> _Source text_:
[BEGIN]

My biggest fear was that my goats would go to someone who would mistreat them. Fortunately, there was a man who asks to buy my baby goats every year. Just as we were pondering what to do he texted me again for the year and jumped at the chance to buy my adult girls. He didn't need the buck.
Rather than face Craigslist with endless spammers, I decided to put the buck in the freezer. That was another arduous task, but as fate would have it we got another text from a niece who was interested in learning how to dispatch and butcher a large animal. Extra hands are always welcomed.
She came down and we taught her what we knew about dispatching and butchering. I think she went away knowing that it was a much harder task than she anticipated, but it also gave her some valuable information in case she ever had to do the same. I sent her home with as much frozen meat as she could carry. Amazingly, airlines allow you to carry meat as long as it doesn't leak during the journey.

[END]

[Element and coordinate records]
[BEGIN]

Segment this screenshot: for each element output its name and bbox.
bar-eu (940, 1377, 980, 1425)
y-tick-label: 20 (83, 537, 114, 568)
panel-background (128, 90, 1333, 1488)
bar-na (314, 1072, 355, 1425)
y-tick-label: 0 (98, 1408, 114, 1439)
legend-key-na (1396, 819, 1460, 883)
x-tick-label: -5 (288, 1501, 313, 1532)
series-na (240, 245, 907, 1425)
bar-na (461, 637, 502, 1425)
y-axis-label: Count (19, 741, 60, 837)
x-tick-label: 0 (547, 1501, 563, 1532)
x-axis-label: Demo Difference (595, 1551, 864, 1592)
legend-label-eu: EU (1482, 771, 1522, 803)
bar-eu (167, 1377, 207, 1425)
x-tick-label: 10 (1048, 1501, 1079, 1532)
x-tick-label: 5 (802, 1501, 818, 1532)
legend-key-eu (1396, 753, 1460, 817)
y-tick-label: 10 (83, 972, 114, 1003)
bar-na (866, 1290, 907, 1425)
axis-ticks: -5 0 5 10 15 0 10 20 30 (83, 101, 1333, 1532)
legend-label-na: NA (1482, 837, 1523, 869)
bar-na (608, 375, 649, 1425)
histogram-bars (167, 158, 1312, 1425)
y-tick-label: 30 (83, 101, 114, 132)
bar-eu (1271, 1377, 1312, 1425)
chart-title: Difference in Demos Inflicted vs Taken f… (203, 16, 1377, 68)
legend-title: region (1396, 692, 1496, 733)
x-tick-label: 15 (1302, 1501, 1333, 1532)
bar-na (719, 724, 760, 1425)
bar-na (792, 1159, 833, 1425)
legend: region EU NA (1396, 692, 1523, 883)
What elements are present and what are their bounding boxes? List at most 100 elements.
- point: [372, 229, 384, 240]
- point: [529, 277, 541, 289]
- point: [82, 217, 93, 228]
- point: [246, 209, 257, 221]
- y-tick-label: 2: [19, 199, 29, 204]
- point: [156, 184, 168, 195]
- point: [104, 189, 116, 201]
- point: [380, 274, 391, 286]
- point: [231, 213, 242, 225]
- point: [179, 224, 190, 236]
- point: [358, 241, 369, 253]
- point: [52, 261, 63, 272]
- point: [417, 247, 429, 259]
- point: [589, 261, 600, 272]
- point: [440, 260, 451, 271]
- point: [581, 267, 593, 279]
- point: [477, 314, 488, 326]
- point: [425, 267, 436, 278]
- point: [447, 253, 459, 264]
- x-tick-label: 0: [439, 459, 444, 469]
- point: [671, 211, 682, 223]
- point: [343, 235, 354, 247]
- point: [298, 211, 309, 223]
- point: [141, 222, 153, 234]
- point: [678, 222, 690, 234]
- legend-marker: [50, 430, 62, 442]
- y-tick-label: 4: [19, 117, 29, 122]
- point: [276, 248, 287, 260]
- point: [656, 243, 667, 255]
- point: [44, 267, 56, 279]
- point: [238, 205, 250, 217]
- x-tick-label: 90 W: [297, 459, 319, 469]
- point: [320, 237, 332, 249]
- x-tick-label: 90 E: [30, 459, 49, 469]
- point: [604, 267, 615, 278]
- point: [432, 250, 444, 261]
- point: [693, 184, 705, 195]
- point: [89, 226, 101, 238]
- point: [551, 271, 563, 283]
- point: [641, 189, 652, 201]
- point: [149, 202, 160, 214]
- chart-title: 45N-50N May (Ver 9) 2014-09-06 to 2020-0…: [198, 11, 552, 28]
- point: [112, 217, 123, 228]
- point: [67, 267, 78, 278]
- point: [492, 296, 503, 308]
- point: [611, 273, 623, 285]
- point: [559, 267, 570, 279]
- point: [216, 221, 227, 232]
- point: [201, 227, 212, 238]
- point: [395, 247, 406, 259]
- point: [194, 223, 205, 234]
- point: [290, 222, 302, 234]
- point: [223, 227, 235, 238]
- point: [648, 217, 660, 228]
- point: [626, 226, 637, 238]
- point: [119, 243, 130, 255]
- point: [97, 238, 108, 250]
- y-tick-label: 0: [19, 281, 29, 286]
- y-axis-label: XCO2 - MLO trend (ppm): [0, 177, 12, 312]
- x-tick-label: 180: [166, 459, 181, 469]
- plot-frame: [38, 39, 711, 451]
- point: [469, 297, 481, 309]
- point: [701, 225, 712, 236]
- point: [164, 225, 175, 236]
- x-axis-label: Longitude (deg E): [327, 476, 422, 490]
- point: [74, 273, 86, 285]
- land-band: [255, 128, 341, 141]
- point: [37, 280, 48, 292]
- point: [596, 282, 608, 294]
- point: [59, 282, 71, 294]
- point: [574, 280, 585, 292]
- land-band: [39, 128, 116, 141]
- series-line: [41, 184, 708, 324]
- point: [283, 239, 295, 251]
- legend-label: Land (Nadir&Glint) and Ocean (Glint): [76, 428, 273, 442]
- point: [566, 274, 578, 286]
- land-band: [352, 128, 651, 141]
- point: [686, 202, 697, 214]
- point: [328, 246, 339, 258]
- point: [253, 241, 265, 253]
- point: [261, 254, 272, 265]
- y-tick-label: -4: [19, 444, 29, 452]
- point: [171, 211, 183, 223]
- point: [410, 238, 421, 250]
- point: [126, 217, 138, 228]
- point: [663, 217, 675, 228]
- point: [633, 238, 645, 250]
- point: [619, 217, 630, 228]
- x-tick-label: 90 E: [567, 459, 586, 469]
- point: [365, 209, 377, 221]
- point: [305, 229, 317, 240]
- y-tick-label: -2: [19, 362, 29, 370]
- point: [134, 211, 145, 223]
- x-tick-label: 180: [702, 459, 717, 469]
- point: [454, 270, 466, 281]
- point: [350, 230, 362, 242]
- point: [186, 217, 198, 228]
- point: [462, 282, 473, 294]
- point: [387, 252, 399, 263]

[END]

> _Written instruction_:
In the text about selling the goats, what did the writer decide to do with the buck instead of facing Craigslist? The items stand apart from the text about selling the goats.

> _The reply_:
The writer put the buck in the freezer.